**Aufgabenstellung**
- a) Tauschen Sie in der Forumsdiskussion „Märchensteuer“ gegen „Mehrwertsteuer“ aus und geben Sie den Abschnitt wieder, der bei den Worten „Bin wirklich sehr“ beginnt und nach „und Märchensteuer nicht.“ endet.
- b) Beantworten Sie anhand der Forumsdiskussion die folgenden Fragen:
(i) Welche Felgen sind im Street 24 Boys verbaut?
(ii) Von welchem Anbieter wird Hotschy681 den LRS wahrscheinlich nehmen?
(iii) In welcher Farbe soll der Rahmen sein?

**Dokumenttext**
"""

Bin wirklich sehr zufrieden mit dem Set (Jedenfalls soweit ich es beurteilen kann)

Thomas


----------



## Roelof (6. März 2015)

Hat jemand gute Kontakte zu C'dale?? Im Street 24 Boys sind die Alex Ace 20 - Dinger verbaut - die, die man sonst angeblich nirgends mehr bekommt. Verbaut sind allerdings wieder nur als Disc-Felgen. 
Im Ami-Ebay waren auch welche drinnen, lohnt aber wohl wegen Versand und Märchensteuer nicht.


----------



## Roelof (6. März 2015)

Oder du verwirfst doch die Felgenbremse und die Budgetpläne: Dann wirst du im Sortiment von NoTubes fündig...


----------



## Hotschy681 (6. März 2015)

Nö, ich verwerfe nicht. Zumal die NoTubes Felgen schon recht kostenintensiv sind...

Wie schon weiter oben beschrieben, werde ich wahrscheinlich den LRS von Kaniabikes nehmen. Der ist sehr leicht und dafür auch seinen Preis wert. Außerdem spar ich mir dann das Einspeichen


----------



## Roelof (6. März 2015)

24 Zoll ist Felgen- und Gabeltechnisch die blödeste Größe für Kinderbiketeile. Bin schon auf das Endergebnis gespannt.


----------



## MTB-News.de




----------



## Hotschy681 (6. März 2015)

Ich auch, dauert aber noch ne Weile. Rahmen wird auch Kania, Orange. Dazu blaue nukeproof stütze und Lenkrad... Weiter bin ich noch ni.


----------



## Matt1982 (23. März 2015)

"""

**Gezeigte Zeilen**
"""

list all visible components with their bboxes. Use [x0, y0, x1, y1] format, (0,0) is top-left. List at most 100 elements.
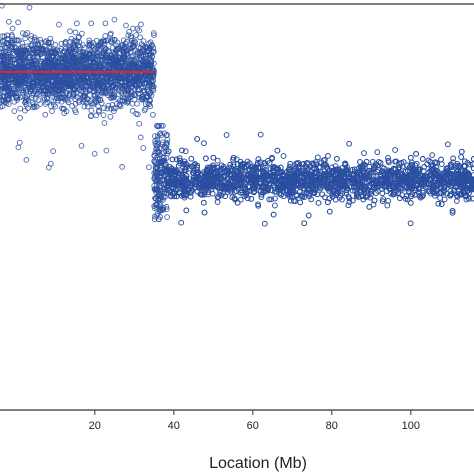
- data-point: [42, 42, 48, 49]
- data-point: [57, 79, 64, 86]
- data-point: [111, 105, 117, 112]
- data-point: [20, 56, 27, 63]
- data-point: [53, 86, 59, 93]
- data-point: [151, 216, 158, 222]
- data-point: [158, 158, 165, 164]
- data-point: [45, 164, 52, 171]
- data-point: [11, 98, 18, 105]
- data-point: [59, 105, 65, 112]
- data-point: [78, 142, 85, 149]
- data-point: [51, 101, 57, 108]
- data-point: [66, 62, 73, 68]
- data-point: [42, 111, 49, 118]
- data-point: [33, 61, 39, 67]
- data-point: [36, 46, 43, 52]
- data-point: [123, 83, 130, 90]
- data-point: [103, 75, 109, 82]
- data-point: [53, 92, 59, 99]
- data-point: [119, 42, 126, 49]
- data-point: [72, 109, 79, 116]
- data-point: [101, 105, 107, 111]
- data-point: [137, 70, 144, 76]
- data-point: [117, 75, 124, 82]
- data-point: [86, 40, 93, 46]
- data-point: [0, 89, 6, 96]
- data-point: [40, 75, 47, 81]
- data-point: [75, 34, 82, 41]
- data-point: [153, 186, 160, 193]
- data-point: [70, 81, 77, 88]
- data-point: [136, 27, 142, 34]
- data-point: [109, 93, 116, 100]
- data-point: [0, 46, 4, 52]
- data-point: [62, 96, 68, 103]
- data-point: [143, 93, 150, 100]
- data-point: [137, 61, 144, 68]
- data-point: [74, 73, 81, 80]
- data-point: [20, 48, 27, 54]
- data-point: [147, 103, 154, 110]
- data-point: [51, 89, 58, 96]
- data-point: [1, 33, 8, 40]
- data-point: [28, 83, 35, 90]
- data-point: [120, 37, 127, 44]
- data-point: [92, 75, 99, 82]
- data-point: [41, 63, 48, 69]
- data-point: [78, 88, 84, 94]
- data-point: [101, 120, 108, 126]
- data-point: [15, 19, 21, 26]
- data-point: [152, 150, 159, 156]
- data-point: [26, 4, 33, 11]
- data-point: [96, 42, 102, 49]
- data-point: [35, 82, 42, 88]
- data-point: [69, 55, 75, 62]
- data-point: [6, 18, 12, 25]
- data-point: [115, 75, 122, 82]
- data-point: [24, 63, 30, 69]
- data-point: [156, 122, 163, 129]
- data-point: [101, 62, 108, 68]
- data-point: [129, 59, 136, 66]
- data-point: [0, 57, 5, 63]
- data-point: [50, 46, 57, 53]
- data-point: [123, 22, 129, 29]
- data-point: [28, 36, 34, 42]
- data-point: [103, 147, 110, 154]
- data-point: [152, 133, 158, 139]
- data-point: [58, 73, 65, 80]
- data-point: [77, 49, 84, 56]
- data-point: [151, 32, 157, 39]
- data-point: [37, 58, 44, 65]
- data-point: [129, 83, 135, 90]
- data-point: [158, 132, 164, 139]
- data-point: [98, 100, 105, 106]
- data-point: [133, 32, 139, 38]
- data-point: [91, 150, 98, 157]
- data-point: [149, 81, 156, 88]
- data-point: [20, 30, 26, 37]
- data-point: [17, 65, 24, 72]
- data-point: [105, 54, 111, 61]
- data-point: [84, 88, 90, 95]
- data-point: [29, 73, 36, 79]
- data-point: [16, 59, 23, 66]
- data-point: [22, 98, 29, 105]
- data-point: [125, 77, 132, 83]
- data-point: [154, 133, 161, 139]
- data-point: [66, 73, 73, 80]
- data-point: [143, 48, 150, 54]
- data-point: [134, 111, 141, 118]
- data-point: [0, 72, 5, 79]
- data-point: [113, 50, 119, 57]
- data-point: [67, 65, 74, 71]
- data-point: [127, 41, 134, 48]
- data-point: [146, 55, 153, 62]
- data-point: [150, 44, 157, 51]
- data-point: [147, 39, 154, 46]
- data-point: [15, 144, 22, 151]
- data-point: [95, 97, 101, 104]
- data-point: [150, 30, 157, 36]
- data-point: [62, 40, 68, 47]
- data-point: [128, 35, 134, 41]
- data-point: [32, 78, 39, 84]
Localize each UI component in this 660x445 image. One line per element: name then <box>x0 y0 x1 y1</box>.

"""

**Lösungen je Aufgabe**
- a)
Bin wirklich sehr zufrieden mit dem Set (Jedenfalls soweit ich es beurteilen kann)

Thomas


----------



## Roelof (6. März 2015)

Hat jemand gute Kontakte zu C'dale?? Im Street 24 Boys sind die Alex Ace 20 - Dinger verbaut - die, die man sonst angeblich nirgends mehr bekommt. Verbaut sind allerdings wieder nur als Disc-Felgen. 
Im Ami-Ebay waren auch welche drinnen, lohnt aber wohl wegen Versand und Mehrwertsteuer nicht.

- b)
(i) Die Alex Ace 20, allerdings als Disc-Felgen.
(ii) Von Kaniabikes.
(iii) In Orange.